Saved entries
Start
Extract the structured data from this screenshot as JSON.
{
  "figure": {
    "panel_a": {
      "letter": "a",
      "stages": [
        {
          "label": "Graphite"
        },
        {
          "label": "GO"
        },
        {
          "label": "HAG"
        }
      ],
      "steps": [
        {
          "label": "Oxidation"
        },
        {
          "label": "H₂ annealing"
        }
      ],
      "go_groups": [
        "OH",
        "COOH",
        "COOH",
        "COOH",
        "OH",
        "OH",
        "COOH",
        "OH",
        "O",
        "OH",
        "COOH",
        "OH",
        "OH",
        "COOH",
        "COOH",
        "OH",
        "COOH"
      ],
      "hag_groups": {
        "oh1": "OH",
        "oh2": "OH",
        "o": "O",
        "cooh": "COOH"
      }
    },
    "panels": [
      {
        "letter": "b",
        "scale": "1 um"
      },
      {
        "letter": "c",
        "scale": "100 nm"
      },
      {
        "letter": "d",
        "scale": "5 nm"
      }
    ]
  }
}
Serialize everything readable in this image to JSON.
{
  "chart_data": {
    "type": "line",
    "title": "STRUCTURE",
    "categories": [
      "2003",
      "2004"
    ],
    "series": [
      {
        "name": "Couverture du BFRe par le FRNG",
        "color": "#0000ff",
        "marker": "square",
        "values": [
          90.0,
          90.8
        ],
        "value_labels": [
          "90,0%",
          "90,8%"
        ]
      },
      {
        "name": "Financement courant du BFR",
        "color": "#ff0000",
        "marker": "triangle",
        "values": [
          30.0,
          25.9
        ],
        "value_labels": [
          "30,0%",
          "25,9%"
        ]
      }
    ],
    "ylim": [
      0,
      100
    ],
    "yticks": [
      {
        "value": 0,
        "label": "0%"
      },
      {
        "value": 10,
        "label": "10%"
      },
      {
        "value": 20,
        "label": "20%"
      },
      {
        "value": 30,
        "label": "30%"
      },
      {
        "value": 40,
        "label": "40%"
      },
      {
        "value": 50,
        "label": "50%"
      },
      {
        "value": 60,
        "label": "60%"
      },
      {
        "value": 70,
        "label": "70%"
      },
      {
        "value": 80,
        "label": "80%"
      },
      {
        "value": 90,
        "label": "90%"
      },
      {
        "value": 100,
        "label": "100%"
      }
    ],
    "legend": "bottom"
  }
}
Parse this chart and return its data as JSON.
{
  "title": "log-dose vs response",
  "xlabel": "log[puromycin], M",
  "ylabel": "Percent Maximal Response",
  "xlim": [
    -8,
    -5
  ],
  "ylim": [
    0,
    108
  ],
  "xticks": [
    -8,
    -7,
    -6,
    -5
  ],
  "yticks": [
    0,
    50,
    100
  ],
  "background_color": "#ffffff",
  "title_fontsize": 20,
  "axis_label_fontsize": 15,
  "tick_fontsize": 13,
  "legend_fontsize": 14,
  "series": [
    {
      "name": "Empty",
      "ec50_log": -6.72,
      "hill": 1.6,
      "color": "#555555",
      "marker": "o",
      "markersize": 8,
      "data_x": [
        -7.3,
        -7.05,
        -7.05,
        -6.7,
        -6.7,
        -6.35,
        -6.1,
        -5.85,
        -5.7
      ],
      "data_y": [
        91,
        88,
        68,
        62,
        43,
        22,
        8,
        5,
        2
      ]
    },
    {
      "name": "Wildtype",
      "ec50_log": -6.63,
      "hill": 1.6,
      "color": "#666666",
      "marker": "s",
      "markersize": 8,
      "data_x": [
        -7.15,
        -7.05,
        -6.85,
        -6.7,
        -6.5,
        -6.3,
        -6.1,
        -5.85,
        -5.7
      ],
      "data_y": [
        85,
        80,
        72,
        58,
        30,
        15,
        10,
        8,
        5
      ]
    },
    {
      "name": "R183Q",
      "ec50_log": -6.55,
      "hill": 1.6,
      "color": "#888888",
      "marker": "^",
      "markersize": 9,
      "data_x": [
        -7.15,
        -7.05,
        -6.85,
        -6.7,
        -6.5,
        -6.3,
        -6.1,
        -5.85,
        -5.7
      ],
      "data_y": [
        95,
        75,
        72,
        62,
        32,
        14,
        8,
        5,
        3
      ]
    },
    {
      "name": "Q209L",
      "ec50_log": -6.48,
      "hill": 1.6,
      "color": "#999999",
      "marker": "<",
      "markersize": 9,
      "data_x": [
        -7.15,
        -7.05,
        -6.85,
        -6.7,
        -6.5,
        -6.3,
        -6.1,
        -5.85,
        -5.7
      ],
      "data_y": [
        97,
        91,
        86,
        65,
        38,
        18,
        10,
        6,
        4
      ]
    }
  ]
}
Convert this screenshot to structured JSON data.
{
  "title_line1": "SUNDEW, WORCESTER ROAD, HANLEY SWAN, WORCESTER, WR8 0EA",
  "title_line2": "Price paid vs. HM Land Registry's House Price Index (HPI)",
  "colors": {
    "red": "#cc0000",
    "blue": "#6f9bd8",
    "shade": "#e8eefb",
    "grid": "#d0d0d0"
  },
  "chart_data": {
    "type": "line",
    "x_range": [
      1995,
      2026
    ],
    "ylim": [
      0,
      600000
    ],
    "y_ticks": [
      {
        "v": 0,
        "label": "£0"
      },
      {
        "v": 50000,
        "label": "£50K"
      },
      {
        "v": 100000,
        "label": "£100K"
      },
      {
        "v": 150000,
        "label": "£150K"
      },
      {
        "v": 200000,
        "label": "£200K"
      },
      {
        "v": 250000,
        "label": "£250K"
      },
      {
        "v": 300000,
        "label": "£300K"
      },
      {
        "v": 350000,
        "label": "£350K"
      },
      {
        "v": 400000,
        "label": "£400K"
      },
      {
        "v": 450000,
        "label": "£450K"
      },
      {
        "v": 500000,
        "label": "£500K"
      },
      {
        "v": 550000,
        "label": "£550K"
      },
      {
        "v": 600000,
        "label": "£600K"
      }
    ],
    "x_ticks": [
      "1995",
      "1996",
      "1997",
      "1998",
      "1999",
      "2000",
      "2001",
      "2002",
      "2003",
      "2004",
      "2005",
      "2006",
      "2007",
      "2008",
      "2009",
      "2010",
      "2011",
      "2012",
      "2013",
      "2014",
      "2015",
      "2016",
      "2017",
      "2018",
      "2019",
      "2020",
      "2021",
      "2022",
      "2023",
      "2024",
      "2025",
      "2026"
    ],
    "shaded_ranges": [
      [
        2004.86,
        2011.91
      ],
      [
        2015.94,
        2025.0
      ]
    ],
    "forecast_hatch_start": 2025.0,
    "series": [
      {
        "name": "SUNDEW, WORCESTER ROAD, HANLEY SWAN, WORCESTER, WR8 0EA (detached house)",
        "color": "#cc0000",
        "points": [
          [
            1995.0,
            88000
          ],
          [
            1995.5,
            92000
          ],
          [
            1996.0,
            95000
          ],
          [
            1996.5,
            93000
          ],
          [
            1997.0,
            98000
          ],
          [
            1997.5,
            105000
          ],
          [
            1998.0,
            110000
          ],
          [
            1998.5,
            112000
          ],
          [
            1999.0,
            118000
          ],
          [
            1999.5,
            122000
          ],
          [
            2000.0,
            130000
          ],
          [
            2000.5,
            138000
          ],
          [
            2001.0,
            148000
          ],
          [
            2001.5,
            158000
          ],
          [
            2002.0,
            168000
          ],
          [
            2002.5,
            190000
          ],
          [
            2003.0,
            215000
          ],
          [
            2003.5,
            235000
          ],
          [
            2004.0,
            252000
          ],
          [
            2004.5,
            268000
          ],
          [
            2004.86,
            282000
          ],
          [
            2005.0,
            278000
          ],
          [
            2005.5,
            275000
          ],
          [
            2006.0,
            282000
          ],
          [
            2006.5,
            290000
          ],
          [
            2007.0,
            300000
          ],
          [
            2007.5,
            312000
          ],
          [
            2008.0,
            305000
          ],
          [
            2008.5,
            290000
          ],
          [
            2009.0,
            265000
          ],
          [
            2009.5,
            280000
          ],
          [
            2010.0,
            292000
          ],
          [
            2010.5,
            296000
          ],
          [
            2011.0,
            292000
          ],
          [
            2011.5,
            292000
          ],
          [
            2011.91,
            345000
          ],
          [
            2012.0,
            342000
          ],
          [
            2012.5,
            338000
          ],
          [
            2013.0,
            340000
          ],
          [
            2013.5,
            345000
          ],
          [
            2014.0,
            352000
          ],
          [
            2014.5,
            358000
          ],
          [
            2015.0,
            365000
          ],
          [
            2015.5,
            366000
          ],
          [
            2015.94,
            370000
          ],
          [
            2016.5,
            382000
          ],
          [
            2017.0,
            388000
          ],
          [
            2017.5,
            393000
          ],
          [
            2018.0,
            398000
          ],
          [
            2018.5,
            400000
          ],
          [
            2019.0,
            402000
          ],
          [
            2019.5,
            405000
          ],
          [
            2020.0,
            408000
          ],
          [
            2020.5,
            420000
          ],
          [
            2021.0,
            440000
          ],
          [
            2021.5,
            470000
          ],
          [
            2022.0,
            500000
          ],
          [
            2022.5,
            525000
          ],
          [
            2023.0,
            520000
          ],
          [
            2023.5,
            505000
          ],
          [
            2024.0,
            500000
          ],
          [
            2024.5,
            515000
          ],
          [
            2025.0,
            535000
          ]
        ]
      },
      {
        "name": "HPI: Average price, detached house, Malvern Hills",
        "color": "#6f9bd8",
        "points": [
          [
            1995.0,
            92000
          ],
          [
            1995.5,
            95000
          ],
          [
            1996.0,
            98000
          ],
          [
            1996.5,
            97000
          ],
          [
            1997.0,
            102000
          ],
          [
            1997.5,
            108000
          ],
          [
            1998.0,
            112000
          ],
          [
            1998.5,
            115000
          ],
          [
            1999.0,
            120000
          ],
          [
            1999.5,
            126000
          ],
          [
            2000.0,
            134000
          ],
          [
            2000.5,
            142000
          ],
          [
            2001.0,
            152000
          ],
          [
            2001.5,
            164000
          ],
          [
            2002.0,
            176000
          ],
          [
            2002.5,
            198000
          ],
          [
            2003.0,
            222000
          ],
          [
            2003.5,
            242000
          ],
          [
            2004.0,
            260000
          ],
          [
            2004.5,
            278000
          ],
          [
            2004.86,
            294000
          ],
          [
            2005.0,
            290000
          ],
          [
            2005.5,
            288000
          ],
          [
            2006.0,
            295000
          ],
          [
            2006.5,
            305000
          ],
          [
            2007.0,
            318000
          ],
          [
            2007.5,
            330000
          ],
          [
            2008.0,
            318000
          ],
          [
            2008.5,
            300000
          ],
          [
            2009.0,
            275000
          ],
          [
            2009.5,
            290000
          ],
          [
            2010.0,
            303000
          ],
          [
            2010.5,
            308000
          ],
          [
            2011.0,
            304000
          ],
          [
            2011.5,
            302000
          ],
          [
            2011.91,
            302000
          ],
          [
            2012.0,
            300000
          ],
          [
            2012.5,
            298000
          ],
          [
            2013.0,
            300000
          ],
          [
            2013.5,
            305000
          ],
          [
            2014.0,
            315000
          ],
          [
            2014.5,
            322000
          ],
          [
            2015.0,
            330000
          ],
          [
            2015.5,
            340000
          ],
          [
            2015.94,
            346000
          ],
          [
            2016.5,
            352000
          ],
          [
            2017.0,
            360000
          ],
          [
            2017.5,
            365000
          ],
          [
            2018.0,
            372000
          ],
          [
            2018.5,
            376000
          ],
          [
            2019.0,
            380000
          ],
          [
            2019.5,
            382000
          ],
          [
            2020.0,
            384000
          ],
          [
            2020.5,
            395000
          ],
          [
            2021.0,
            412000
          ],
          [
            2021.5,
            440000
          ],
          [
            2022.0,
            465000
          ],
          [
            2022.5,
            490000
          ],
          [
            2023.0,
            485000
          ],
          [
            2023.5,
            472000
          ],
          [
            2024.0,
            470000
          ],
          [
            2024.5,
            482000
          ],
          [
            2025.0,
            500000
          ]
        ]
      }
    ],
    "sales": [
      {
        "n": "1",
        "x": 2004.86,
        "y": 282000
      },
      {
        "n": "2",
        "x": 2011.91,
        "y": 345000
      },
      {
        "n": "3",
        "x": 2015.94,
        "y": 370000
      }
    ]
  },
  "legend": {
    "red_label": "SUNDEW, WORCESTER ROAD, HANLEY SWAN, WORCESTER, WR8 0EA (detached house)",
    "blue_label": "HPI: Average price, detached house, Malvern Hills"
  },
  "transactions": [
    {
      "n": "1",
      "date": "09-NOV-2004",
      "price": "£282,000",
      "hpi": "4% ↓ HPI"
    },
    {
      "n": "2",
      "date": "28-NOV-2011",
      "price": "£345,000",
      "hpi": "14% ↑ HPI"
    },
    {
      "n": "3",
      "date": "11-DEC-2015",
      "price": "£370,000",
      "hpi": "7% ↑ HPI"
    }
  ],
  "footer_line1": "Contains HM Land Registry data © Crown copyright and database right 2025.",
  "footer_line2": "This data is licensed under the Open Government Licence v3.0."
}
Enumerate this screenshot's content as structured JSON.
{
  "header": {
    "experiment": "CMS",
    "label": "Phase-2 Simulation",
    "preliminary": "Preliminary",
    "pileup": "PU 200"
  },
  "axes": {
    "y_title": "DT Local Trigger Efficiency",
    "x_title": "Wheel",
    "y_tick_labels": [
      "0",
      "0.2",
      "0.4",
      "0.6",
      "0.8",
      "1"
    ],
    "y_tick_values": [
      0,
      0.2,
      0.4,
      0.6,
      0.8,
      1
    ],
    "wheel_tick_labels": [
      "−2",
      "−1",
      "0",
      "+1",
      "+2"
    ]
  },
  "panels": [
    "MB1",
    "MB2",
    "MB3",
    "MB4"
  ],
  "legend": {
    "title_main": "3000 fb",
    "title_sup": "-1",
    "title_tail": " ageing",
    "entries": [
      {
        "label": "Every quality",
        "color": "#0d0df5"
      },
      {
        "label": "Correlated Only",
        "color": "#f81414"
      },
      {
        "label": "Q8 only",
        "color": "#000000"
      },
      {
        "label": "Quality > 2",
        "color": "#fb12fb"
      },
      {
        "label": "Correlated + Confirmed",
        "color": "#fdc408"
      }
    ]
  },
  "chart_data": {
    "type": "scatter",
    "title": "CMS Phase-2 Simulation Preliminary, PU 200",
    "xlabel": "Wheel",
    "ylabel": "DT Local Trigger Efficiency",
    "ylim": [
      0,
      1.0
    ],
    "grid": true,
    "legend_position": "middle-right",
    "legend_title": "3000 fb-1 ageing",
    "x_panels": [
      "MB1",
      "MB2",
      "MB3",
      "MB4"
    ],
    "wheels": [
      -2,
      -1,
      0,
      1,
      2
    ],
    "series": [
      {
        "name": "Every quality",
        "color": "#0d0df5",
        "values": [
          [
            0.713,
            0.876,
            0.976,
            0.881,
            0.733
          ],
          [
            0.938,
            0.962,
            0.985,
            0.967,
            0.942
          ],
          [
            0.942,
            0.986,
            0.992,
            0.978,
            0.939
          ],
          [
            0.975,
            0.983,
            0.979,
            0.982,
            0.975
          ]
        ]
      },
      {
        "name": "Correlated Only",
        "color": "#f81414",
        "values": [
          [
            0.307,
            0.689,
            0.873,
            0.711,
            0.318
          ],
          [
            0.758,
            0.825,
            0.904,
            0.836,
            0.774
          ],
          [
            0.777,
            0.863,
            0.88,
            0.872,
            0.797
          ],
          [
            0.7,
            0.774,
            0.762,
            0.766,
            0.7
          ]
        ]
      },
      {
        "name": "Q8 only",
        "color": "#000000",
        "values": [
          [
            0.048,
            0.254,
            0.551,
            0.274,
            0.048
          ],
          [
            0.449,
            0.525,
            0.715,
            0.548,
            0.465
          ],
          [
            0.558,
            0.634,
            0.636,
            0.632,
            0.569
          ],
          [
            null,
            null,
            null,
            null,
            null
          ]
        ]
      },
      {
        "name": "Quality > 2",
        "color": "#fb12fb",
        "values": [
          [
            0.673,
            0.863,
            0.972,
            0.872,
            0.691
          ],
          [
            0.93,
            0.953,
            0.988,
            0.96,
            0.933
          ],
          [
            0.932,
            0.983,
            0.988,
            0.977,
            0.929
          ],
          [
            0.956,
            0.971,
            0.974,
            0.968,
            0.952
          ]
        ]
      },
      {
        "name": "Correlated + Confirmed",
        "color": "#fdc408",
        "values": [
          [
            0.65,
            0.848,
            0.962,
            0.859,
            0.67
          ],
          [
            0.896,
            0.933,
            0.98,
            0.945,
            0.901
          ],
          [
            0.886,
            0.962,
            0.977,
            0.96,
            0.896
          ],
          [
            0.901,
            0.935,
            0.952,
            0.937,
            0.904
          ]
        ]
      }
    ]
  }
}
End
### Task statement
In the records above, locate every line with the string "xlabel" and copy it.

### Result
  "xlabel": "log[puromycin], M",
    "xlabel": "Wheel",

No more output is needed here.